The exercise:
Select every line containing the word "cifrele" from the material, and copy those lines.

Dataset rows:
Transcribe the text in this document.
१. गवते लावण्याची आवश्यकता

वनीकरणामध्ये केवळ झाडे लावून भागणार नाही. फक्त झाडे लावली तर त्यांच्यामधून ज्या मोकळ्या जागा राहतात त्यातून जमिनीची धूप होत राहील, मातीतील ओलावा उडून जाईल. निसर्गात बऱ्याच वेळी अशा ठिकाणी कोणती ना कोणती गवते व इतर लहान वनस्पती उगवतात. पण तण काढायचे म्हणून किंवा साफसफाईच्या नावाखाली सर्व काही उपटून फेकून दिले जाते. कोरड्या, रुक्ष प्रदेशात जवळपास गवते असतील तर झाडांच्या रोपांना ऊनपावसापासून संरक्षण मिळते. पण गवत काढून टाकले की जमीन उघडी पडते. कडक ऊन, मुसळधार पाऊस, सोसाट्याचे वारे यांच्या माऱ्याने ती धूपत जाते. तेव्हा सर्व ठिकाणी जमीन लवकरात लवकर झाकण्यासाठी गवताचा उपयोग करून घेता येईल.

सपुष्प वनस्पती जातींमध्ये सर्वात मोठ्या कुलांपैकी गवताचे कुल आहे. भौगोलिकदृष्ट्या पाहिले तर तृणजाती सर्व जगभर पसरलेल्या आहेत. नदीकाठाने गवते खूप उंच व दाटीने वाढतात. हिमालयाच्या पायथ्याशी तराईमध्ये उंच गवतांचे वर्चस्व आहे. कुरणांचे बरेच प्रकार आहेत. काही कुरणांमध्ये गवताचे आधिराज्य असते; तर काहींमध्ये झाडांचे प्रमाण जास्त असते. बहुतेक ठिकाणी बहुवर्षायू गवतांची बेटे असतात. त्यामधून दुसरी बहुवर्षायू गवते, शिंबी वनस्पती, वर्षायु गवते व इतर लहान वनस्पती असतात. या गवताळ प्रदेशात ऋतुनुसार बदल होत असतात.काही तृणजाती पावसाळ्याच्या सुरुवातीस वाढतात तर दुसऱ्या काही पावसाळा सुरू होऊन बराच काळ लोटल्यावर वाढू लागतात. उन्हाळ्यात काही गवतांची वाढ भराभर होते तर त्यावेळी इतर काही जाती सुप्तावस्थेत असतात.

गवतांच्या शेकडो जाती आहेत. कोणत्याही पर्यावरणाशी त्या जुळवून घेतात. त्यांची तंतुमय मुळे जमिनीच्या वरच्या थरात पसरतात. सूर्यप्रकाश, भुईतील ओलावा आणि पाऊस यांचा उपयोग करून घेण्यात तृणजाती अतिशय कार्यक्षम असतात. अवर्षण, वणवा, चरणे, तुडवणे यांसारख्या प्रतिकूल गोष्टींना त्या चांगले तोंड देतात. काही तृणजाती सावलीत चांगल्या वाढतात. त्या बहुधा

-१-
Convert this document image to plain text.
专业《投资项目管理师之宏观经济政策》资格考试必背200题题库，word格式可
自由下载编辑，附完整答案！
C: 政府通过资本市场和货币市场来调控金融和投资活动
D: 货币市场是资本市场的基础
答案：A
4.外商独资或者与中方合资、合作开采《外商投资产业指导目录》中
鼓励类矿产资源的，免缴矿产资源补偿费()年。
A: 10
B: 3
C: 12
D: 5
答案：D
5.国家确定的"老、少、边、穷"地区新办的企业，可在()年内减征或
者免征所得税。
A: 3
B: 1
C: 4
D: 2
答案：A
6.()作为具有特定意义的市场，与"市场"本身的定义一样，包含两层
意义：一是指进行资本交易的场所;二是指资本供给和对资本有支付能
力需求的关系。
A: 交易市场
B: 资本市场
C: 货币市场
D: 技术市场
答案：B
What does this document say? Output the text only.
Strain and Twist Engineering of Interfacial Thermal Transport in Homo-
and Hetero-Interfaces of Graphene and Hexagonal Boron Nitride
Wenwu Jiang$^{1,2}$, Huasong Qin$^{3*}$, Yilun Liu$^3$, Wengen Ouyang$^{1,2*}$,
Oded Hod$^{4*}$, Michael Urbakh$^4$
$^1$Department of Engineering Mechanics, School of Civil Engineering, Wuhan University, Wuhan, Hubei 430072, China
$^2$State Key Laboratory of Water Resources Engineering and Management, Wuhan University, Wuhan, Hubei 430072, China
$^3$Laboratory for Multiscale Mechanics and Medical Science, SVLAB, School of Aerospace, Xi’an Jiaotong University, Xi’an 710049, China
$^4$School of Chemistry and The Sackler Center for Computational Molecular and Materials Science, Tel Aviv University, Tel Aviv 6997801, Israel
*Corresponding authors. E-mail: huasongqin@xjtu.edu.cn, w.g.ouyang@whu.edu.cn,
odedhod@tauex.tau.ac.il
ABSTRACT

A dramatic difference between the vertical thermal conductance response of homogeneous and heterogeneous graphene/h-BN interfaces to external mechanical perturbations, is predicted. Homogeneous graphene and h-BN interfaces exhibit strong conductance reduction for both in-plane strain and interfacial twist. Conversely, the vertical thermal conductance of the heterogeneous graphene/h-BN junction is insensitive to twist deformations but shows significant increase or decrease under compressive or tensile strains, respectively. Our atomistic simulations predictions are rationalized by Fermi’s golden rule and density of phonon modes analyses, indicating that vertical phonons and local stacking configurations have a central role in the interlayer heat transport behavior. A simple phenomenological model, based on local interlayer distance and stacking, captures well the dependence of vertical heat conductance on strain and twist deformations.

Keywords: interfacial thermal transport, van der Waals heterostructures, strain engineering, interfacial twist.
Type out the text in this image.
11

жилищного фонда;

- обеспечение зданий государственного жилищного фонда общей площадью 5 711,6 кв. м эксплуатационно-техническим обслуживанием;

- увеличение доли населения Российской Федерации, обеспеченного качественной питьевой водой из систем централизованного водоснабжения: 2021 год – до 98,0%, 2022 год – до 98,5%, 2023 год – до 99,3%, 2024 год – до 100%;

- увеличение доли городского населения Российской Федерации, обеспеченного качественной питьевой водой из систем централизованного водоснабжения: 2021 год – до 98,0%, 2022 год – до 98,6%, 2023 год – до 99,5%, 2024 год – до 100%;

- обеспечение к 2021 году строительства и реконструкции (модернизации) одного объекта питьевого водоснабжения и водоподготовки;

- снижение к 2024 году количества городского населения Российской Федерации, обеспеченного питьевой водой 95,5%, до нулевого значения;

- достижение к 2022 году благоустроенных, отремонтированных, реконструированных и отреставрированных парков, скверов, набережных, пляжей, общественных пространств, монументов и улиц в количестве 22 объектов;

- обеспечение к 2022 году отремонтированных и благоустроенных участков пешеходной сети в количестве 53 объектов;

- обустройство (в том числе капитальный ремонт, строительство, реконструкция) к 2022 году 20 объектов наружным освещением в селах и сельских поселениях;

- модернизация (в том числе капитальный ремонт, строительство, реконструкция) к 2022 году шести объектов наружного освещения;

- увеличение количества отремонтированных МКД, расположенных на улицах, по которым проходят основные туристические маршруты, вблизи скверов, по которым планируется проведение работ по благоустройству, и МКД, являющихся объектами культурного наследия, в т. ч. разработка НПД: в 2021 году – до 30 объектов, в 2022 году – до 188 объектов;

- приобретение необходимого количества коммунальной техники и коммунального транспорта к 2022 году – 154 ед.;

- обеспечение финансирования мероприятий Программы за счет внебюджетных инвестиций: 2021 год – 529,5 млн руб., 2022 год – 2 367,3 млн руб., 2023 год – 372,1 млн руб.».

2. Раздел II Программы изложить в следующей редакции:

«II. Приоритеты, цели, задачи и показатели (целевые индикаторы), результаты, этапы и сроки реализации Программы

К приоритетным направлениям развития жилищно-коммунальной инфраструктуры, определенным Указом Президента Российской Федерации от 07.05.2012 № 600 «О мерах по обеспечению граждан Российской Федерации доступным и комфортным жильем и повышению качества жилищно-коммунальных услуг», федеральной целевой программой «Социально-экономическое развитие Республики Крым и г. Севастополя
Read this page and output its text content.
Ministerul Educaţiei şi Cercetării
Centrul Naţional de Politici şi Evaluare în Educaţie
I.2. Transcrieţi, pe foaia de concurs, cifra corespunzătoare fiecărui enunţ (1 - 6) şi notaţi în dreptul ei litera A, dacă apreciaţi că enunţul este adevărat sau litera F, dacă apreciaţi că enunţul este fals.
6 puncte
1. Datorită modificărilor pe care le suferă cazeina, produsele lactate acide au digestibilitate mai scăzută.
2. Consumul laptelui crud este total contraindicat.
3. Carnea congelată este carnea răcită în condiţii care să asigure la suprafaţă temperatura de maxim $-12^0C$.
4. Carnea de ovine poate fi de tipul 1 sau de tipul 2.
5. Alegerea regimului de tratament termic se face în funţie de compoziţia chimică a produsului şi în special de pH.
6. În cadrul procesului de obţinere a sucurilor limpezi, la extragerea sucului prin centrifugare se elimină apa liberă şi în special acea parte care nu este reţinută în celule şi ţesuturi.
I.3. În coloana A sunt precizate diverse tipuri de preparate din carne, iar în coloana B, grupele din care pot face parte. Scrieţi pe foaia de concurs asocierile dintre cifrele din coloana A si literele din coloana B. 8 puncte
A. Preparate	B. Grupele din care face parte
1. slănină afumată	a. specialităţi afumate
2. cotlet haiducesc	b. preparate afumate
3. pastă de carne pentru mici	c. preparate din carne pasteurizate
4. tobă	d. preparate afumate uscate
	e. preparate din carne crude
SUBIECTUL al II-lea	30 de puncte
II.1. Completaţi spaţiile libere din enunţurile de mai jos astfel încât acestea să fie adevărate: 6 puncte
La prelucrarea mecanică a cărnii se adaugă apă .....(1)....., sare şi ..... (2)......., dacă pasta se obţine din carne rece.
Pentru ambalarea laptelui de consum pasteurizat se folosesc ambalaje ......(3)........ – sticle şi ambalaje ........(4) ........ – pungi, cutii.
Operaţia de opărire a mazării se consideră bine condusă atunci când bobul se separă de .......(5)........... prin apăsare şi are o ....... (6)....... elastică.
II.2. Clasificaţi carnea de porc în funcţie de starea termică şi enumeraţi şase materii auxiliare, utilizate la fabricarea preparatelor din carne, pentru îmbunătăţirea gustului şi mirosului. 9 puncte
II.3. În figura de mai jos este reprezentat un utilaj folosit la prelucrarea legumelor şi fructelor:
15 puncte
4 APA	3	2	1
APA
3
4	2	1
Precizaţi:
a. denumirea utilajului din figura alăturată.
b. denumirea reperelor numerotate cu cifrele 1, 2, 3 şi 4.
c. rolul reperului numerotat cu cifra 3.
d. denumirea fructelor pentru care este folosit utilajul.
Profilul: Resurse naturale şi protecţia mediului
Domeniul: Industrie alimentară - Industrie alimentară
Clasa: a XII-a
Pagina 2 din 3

Answer to the task:
I.3. În coloana A sunt precizate diverse tipuri de preparate din carne, iar în coloana B, grupele din care pot face parte. Scrieţi pe foaia de concurs asocierile dintre cifrele din coloana A si literele din coloana B. 8 puncte
b. denumirea reperelor numerotate cu cifrele 1, 2, 3 şi 4.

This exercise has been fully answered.